Your instructions. Among the following entries, count the lines that contain "title" and report only the result.
>> begin Listing
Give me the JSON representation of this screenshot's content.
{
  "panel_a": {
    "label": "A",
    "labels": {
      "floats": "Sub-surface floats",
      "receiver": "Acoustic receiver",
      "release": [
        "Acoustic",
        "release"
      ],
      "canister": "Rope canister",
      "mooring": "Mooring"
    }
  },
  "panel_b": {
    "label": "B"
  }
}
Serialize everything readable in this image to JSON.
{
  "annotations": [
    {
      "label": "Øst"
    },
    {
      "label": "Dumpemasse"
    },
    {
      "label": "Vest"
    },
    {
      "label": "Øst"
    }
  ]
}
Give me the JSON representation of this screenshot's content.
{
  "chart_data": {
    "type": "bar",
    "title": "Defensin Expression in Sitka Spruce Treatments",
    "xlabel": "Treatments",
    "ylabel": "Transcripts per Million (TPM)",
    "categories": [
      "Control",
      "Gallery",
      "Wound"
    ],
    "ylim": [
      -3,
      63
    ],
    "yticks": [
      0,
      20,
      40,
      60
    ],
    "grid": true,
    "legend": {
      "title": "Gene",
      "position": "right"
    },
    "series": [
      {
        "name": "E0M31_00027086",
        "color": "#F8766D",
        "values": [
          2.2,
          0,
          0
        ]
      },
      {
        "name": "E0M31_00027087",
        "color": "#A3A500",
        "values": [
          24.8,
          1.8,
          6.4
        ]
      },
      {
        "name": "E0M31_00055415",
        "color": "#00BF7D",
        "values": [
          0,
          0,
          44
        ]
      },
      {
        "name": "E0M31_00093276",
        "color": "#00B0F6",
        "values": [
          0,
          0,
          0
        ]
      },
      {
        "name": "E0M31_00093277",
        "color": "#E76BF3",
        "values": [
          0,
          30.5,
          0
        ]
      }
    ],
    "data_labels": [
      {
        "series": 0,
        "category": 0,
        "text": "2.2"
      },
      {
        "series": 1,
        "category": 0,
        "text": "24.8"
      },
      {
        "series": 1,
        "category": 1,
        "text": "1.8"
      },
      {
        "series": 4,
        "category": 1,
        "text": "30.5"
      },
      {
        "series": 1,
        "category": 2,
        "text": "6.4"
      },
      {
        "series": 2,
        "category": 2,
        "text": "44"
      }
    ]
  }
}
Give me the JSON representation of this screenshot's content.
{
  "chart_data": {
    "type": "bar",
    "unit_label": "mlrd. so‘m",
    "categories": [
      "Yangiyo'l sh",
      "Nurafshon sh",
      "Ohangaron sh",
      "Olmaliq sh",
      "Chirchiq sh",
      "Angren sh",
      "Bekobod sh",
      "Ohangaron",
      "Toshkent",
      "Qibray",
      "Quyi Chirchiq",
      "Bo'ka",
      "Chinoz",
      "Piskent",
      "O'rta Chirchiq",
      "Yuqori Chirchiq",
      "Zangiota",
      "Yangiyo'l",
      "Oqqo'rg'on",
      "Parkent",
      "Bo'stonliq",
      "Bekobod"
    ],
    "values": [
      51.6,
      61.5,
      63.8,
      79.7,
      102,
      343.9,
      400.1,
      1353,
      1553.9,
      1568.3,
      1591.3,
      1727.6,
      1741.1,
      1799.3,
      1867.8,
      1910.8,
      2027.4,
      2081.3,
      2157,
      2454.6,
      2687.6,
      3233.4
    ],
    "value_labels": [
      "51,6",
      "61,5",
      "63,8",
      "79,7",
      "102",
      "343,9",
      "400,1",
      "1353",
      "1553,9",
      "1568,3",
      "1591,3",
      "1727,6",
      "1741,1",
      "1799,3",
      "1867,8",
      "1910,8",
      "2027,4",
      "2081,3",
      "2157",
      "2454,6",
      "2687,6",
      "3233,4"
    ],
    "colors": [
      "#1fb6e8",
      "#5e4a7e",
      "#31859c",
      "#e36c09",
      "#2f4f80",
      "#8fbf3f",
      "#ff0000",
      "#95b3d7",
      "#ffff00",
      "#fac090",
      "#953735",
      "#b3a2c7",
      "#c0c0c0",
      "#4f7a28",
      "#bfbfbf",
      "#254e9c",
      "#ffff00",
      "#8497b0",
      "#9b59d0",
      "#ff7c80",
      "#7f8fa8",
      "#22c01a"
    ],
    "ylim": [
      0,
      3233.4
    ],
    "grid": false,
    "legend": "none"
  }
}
>> end Listing
Answer for this exercise. 2